— Start Material to process —
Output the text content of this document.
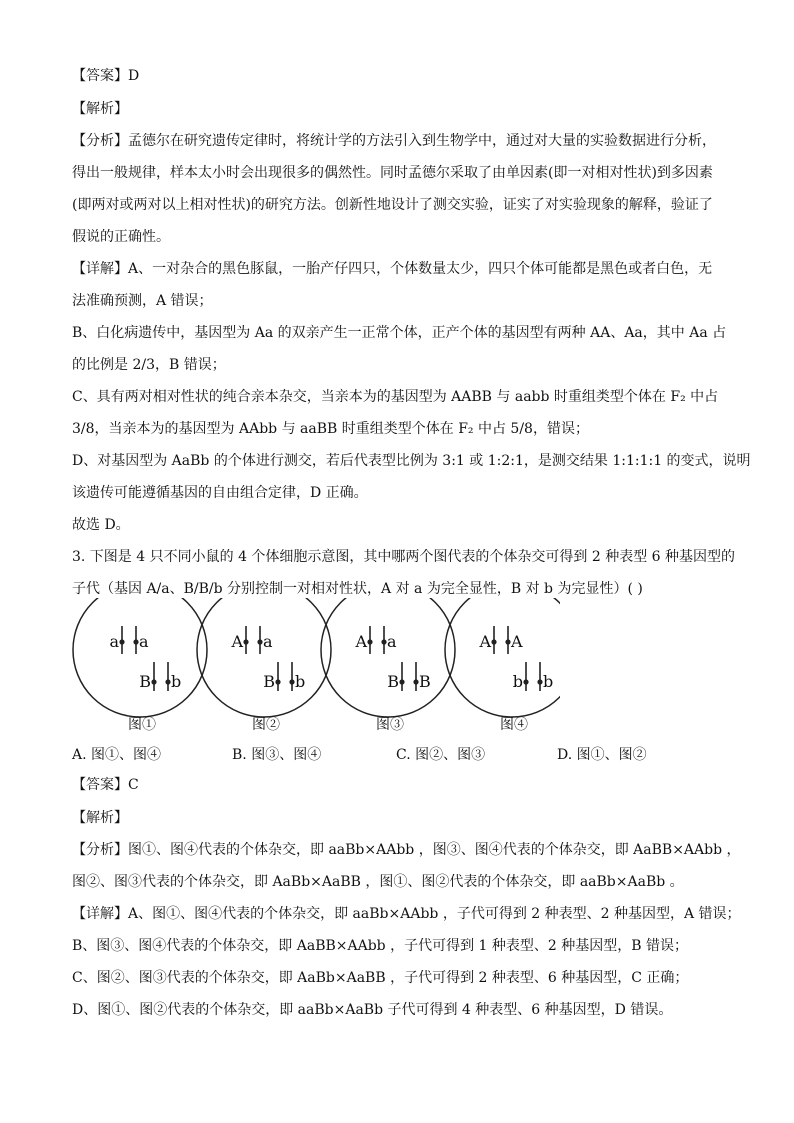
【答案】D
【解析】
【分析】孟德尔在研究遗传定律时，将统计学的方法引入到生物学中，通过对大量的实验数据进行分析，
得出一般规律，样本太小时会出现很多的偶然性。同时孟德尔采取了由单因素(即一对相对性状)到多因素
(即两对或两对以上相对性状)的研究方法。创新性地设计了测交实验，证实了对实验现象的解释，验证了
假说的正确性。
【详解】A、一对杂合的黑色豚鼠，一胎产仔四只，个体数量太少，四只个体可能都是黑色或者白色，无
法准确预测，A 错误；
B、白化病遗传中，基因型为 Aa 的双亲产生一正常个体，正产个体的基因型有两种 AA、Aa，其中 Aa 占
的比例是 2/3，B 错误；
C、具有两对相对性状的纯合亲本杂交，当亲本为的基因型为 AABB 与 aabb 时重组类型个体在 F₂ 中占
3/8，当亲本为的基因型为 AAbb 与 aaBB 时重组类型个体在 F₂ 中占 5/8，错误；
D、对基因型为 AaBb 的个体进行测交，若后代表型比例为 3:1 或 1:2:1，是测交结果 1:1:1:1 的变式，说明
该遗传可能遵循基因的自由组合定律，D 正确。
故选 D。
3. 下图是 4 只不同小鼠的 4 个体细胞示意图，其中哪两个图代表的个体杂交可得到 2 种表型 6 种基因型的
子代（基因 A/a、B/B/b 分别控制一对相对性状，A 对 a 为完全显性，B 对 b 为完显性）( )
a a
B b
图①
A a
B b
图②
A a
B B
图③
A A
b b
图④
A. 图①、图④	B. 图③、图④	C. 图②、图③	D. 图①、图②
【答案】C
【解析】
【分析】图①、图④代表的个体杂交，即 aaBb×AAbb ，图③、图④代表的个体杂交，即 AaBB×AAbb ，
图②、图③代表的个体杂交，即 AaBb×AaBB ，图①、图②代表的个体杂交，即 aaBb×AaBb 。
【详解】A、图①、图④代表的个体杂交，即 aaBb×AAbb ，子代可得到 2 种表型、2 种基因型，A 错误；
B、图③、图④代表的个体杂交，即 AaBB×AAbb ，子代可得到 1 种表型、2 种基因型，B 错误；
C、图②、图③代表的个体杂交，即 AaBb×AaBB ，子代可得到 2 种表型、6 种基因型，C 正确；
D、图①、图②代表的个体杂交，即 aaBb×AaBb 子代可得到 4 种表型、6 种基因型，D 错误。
— End Material to process —
Provide solely the number of lines in the data that include the word "图②代表的个体杂交".

◆ Task solution ◆
2